• Supplied records:
+===+
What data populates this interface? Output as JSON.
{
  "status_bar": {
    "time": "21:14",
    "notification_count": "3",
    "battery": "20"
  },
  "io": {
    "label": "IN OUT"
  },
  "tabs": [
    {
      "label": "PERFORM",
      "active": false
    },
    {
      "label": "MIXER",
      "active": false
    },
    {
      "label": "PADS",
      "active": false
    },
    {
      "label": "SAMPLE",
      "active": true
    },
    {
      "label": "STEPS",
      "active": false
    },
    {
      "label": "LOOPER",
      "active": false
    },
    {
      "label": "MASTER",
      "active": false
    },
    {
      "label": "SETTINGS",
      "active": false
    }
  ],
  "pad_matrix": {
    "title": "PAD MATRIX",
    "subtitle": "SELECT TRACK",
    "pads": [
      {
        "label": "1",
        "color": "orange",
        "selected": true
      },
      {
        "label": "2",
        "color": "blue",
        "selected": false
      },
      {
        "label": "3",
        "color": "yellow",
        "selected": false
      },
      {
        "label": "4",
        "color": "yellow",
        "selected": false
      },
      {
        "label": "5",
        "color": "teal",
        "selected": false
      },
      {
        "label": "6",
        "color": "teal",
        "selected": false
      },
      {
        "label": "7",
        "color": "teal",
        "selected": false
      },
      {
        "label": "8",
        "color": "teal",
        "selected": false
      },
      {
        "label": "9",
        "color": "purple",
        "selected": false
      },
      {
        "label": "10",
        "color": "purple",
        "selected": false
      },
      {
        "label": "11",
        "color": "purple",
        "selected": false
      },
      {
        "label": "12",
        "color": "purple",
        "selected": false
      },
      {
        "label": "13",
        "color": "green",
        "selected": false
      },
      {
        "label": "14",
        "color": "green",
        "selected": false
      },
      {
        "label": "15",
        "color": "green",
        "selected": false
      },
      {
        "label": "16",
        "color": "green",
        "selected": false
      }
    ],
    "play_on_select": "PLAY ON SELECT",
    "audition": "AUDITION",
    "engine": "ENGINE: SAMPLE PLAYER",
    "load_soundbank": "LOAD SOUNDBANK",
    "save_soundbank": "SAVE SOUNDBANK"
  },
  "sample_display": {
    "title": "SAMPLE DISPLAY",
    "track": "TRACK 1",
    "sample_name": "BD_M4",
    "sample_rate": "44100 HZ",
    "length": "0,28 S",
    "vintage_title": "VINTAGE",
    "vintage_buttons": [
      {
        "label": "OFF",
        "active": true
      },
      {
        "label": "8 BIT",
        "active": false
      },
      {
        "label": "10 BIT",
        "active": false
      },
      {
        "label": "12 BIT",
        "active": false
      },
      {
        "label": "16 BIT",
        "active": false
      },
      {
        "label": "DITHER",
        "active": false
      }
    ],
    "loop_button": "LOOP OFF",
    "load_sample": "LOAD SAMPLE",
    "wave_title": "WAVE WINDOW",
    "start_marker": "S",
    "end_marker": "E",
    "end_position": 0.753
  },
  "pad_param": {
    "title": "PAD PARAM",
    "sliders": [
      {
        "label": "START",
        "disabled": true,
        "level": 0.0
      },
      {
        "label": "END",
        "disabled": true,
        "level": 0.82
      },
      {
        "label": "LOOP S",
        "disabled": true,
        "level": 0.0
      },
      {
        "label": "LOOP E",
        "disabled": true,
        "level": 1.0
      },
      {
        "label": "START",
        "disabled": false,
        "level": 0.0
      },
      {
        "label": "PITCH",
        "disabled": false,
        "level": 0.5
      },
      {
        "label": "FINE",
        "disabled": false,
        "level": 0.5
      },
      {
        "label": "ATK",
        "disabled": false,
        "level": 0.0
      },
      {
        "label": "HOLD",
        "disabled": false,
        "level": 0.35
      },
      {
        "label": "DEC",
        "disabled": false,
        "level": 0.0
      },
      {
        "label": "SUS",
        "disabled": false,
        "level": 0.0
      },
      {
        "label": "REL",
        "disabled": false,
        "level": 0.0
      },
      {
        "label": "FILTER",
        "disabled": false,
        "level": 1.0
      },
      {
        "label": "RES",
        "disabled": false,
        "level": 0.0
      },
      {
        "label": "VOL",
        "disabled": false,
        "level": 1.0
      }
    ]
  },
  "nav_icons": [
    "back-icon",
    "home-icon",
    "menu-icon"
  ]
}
+===+
• Stated exercise: From the records above, extract every line exactly as it stands.

• The answer:
What data populates this interface? Output as JSON.
{
  "status_bar": {
    "time": "21:14",
    "notification_count": "3",
    "battery": "20"
  },
  "io": {
    "label": "IN OUT"
  },
  "tabs": [
    {
      "label": "PERFORM",
      "active": false
    },
    {
      "label": "MIXER",
      "active": false
    },
    {
      "label": "PADS",
      "active": false
    },
    {
      "label": "SAMPLE",
      "active": true
    },
    {
      "label": "STEPS",
      "active": false
    },
    {
      "label": "LOOPER",
      "active": false
    },
    {
      "label": "MASTER",
      "active": false
    },
    {
      "label": "SETTINGS",
      "active": false
    }
  ],
  "pad_matrix": {
    "title": "PAD MATRIX",
    "subtitle": "SELECT TRACK",
    "pads": [
      {
        "label": "1",
        "color": "orange",
        "selected": true
      },
      {
        "label": "2",
        "color": "blue",
        "selected": false
      },
      {
        "label": "3",
        "color": "yellow",
        "selected": false
      },
      {
        "label": "4",
        "color": "yellow",
        "selected": false
      },
      {
        "label": "5",
        "color": "teal",
        "selected": false
      },
      {
        "label": "6",
        "color": "teal",
        "selected": false
      },
      {
        "label": "7",
        "color": "teal",
        "selected": false
      },
      {
        "label": "8",
        "color": "teal",
        "selected": false
      },
      {
        "label": "9",
        "color": "purple",
        "selected": false
      },
      {
        "label": "10",
        "color": "purple",
        "selected": false
      },
      {
        "label": "11",
        "color": "purple",
        "selected": false
      },
      {
        "label": "12",
        "color": "purple",
        "selected": false
      },
      {
        "label": "13",
        "color": "green",
        "selected": false
      },
      {
        "label": "14",
        "color": "green",
        "selected": false
      },
      {
        "label": "15",
        "color": "green",
        "selected": false
      },
      {
        "label": "16",
        "color": "green",
        "selected": false
      }
    ],
    "play_on_select": "PLAY ON SELECT",
    "audition": "AUDITION",
    "engine": "ENGINE: SAMPLE PLAYER",
    "load_soundbank": "LOAD SOUNDBANK",
    "save_soundbank": "SAVE SOUNDBANK"
  },
  "sample_display": {
    "title": "SAMPLE DISPLAY",
    "track": "TRACK 1",
    "sample_name": "BD_M4",
    "sample_rate": "44100 HZ",
    "length": "0,28 S",
    "vintage_title": "VINTAGE",
    "vintage_buttons": [
      {
        "label": "OFF",
        "active": true
      },
      {
        "label": "8 BIT",
        "active": false
      },
      {
        "label": "10 BIT",
        "active": false
      },
      {
        "label": "12 BIT",
        "active": false
      },
      {
        "label": "16 BIT",
        "active": false
      },
      {
        "label": "DITHER",
        "active": false
      }
    ],
    "loop_button": "LOOP OFF",
    "load_sample": "LOAD SAMPLE",
    "wave_title": "WAVE WINDOW",
    "start_marker": "S",
    "end_marker": "E",
    "end_position": 0.753
  },
  "pad_param": {
    "title": "PAD PARAM",
    "sliders": [
      {
        "label": "START",
        "disabled": true,
        "level": 0.0
      },
      {
        "label": "END",
        "disabled": true,
        "level": 0.82
      },
      {
        "label": "LOOP S",
        "disabled": true,
        "level": 0.0
      },
      {
        "label": "LOOP E",
        "disabled": true,
        "level": 1.0
      },
      {
        "label": "START",
        "disabled": false,
        "level": 0.0
      },
      {
        "label": "PITCH",
        "disabled": false,
        "level": 0.5
      },
      {
        "label": "FINE",
        "disabled": false,
        "level": 0.5
      },
      {
        "label": "ATK",
        "disabled": false,
        "level": 0.0
      },
      {
        "label": "HOLD",
        "disabled": false,
        "level": 0.35
      },
      {
        "label": "DEC",
        "disabled": false,
        "level": 0.0
      },
      {
        "label": "SUS",
        "disabled": false,
        "level": 0.0
      },
      {
        "label": "REL",
        "disabled": false,
        "level": 0.0
      },
      {
        "label": "FILTER",
        "disabled": false,
        "level": 1.0
      },
      {
        "label": "RES",
        "disabled": false,
        "level": 0.0
      },
      {
        "label": "VOL",
        "disabled": false,
        "level": 1.0
      }
    ]
  },
  "nav_icons": [
    "back-icon",
    "home-icon",
    "menu-icon"
  ]
}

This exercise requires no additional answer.